■ **Exercise aim**
Pull out from the material below all lines with "tika".

■ **Records to use**
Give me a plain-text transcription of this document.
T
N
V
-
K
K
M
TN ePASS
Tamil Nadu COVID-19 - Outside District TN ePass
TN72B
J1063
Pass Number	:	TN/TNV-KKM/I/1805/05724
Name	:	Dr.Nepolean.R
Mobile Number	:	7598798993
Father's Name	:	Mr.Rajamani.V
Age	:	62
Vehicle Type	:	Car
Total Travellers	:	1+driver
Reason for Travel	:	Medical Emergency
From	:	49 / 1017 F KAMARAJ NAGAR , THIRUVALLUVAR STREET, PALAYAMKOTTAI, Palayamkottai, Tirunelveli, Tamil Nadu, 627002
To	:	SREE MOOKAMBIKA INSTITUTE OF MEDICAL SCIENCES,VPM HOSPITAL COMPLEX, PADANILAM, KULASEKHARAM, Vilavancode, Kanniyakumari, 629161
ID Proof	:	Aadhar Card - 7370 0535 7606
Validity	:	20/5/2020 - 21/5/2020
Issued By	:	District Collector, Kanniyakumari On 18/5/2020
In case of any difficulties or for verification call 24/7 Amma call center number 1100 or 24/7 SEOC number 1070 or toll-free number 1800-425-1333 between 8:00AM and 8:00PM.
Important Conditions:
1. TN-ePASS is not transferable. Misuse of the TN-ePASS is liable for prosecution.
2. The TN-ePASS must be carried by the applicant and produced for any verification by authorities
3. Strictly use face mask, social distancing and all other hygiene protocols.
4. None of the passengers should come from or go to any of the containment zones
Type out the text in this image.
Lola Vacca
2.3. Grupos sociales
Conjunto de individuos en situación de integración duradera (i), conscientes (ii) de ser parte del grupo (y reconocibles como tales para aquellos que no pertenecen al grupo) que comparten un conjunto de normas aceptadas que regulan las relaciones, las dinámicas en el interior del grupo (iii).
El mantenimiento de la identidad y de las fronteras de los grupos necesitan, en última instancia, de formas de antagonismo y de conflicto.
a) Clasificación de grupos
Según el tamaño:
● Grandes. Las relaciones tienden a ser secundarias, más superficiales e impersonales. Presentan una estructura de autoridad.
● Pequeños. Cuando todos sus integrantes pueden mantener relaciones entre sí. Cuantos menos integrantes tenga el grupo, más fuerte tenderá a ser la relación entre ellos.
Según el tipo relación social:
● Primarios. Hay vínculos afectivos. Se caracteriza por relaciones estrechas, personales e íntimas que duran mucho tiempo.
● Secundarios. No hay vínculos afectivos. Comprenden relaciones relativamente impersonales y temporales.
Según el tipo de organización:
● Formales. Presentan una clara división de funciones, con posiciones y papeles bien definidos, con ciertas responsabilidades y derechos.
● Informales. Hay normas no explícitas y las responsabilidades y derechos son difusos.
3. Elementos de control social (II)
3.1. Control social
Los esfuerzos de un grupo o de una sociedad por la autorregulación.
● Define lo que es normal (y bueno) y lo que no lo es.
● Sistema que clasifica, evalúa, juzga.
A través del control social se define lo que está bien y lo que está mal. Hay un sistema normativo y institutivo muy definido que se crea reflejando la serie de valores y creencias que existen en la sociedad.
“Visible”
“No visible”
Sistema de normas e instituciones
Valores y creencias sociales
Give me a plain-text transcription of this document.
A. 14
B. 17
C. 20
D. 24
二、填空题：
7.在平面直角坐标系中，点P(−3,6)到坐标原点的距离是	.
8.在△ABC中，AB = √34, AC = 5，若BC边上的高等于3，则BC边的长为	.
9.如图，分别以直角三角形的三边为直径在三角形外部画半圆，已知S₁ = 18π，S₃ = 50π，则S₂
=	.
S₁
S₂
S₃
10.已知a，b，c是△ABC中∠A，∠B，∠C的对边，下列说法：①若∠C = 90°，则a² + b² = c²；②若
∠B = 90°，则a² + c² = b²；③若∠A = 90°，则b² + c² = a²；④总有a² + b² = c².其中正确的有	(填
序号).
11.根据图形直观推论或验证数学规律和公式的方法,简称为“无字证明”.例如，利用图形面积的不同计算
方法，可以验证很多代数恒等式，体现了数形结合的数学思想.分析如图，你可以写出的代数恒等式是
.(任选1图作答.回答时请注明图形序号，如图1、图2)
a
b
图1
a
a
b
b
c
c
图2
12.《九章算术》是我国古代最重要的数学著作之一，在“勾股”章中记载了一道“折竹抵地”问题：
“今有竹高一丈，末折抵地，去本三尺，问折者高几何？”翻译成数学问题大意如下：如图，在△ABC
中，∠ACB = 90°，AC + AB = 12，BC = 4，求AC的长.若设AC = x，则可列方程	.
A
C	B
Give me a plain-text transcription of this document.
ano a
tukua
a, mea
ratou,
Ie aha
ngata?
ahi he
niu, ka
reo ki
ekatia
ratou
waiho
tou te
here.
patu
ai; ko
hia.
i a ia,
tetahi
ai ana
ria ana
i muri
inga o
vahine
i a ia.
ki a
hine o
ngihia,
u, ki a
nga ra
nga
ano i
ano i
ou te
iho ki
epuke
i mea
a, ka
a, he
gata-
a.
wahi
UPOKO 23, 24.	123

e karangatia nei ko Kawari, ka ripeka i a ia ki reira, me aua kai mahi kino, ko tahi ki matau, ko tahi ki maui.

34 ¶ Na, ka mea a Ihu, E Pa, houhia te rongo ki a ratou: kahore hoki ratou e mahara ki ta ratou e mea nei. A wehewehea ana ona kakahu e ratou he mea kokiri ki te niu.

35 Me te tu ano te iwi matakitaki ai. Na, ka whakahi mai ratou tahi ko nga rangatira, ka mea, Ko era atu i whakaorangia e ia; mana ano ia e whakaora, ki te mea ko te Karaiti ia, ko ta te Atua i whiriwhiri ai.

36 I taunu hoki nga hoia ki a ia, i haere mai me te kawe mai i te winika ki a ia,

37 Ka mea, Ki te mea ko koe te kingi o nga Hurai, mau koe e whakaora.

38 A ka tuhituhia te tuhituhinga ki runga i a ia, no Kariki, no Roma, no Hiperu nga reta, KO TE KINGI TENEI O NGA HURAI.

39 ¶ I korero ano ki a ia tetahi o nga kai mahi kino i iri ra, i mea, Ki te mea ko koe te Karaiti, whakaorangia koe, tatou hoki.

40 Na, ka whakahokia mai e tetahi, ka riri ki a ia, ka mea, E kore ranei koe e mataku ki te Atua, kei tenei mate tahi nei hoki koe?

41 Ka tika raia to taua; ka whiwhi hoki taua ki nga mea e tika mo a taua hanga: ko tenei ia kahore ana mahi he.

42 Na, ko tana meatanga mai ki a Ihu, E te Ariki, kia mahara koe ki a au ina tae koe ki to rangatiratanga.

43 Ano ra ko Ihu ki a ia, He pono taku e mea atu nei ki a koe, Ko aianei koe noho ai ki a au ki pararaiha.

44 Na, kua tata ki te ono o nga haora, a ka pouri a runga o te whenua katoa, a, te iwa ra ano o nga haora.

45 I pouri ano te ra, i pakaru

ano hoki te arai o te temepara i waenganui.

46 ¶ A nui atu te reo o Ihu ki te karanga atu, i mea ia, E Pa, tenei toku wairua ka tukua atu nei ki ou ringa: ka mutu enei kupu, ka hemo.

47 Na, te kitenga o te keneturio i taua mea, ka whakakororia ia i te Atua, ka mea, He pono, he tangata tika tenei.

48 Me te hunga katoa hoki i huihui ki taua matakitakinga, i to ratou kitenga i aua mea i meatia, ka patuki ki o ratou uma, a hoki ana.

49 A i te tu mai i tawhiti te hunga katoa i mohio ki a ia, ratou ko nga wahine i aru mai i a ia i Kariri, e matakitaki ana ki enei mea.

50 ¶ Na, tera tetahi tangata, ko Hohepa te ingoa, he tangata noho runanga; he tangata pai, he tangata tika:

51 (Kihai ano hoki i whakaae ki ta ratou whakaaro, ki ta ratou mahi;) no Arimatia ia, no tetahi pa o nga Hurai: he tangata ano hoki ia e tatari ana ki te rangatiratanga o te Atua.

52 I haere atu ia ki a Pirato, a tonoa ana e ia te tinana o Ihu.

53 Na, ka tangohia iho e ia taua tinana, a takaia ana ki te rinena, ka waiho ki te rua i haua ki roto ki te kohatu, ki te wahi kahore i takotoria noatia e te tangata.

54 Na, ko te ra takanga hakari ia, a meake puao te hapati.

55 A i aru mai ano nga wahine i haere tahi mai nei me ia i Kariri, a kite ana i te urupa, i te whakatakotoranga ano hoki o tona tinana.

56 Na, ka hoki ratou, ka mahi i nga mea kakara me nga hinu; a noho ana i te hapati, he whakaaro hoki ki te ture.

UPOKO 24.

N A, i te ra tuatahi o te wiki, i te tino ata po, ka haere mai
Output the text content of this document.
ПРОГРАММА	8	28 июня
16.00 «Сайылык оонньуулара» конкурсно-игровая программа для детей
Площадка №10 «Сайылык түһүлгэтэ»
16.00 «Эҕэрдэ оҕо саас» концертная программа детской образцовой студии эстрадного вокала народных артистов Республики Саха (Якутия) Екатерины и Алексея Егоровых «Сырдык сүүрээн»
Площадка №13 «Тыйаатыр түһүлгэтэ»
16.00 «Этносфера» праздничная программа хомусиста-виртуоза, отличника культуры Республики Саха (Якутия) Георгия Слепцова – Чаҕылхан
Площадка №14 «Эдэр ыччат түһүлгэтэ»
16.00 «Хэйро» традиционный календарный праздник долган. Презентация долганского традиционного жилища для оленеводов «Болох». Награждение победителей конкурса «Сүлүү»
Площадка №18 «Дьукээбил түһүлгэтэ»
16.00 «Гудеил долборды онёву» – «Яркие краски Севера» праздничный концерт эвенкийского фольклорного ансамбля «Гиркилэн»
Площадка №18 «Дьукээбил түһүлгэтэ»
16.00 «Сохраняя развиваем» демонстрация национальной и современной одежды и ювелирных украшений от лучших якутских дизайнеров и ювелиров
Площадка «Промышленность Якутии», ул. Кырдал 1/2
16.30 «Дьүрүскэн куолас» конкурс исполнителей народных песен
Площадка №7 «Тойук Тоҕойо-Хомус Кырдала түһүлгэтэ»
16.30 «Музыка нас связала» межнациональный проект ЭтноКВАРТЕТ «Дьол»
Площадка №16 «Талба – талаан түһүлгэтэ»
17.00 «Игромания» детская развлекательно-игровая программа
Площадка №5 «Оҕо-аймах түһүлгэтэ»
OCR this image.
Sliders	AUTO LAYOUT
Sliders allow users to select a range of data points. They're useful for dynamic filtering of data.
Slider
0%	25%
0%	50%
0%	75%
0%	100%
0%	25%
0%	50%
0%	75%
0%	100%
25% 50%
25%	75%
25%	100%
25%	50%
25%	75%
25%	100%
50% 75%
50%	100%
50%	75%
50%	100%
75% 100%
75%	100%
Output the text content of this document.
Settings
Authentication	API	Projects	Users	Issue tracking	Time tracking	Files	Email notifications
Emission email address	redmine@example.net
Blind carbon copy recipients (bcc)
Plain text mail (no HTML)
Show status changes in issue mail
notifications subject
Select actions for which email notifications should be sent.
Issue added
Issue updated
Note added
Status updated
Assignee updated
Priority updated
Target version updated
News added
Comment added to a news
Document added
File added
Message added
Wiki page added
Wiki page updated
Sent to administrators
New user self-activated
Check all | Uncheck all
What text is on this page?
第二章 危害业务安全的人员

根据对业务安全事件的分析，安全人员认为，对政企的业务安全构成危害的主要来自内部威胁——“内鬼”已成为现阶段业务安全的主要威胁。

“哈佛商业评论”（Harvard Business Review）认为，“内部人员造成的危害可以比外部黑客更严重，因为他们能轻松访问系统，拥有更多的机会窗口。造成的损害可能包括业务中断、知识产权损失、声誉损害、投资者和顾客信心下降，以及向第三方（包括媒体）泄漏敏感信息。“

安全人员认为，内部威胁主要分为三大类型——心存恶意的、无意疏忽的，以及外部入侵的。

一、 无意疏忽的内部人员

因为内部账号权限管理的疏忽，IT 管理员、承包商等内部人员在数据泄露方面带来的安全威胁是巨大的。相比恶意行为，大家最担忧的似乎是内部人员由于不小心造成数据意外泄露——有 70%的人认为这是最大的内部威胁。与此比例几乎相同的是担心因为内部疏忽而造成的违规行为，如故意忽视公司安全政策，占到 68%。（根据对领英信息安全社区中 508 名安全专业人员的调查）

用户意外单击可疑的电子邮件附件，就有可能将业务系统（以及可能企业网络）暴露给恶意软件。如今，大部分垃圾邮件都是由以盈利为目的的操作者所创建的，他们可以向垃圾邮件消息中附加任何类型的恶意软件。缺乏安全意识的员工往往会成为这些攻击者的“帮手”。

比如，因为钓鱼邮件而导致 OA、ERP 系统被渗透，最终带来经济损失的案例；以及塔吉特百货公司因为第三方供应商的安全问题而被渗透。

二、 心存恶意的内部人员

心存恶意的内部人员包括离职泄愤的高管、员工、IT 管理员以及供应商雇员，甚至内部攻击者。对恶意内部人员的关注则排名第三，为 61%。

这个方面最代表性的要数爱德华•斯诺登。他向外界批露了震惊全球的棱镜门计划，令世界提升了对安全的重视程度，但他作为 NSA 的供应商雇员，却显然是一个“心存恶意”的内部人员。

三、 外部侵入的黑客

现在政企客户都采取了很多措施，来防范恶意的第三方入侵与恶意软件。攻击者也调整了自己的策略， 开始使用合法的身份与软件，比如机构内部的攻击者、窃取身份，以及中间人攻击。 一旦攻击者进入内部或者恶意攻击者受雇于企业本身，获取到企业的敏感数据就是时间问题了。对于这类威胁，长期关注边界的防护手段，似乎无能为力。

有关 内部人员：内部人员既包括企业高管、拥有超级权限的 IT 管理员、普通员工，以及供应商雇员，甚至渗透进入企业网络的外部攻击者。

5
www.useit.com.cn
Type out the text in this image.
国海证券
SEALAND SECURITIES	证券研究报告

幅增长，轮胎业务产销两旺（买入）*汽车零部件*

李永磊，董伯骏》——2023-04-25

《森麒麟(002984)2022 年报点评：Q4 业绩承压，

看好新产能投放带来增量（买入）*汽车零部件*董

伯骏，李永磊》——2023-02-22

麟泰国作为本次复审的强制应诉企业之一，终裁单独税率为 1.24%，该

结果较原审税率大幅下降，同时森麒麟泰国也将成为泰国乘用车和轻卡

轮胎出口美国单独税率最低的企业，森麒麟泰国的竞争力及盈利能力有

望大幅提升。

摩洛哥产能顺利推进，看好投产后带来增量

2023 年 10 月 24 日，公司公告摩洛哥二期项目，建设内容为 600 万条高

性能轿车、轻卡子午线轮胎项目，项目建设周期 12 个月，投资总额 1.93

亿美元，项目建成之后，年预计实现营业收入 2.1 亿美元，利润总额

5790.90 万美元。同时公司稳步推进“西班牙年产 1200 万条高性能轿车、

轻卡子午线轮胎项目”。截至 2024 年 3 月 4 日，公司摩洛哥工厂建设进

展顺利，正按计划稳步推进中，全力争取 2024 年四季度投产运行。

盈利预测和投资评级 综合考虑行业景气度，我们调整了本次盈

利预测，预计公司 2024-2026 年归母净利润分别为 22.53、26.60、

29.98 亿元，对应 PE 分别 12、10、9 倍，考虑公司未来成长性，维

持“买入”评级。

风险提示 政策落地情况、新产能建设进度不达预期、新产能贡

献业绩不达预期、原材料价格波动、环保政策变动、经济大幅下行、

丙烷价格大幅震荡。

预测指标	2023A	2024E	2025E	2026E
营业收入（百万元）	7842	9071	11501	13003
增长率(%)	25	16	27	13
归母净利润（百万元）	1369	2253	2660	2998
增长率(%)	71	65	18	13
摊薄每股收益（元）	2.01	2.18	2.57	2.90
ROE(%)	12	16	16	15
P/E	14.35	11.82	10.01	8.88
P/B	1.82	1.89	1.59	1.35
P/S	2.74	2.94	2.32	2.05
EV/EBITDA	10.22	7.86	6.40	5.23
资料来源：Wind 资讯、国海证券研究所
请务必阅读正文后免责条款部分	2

■ **Right answer**
41 Ka tika raia to taua; ka whiwhi hoki taua ki nga mea e tika mo a taua hanga: ko tenei ia kahore ana mahi he.
47 Na, te kitenga o te keneturio i taua mea, ka whakakororia ia i te Atua, ka mea, He pono, he tangata tika tenei.
50 ¶ Na, tera tetahi tangata, ko Hohepa te ingoa, he tangata noho runanga; he tangata pai, he tangata tika:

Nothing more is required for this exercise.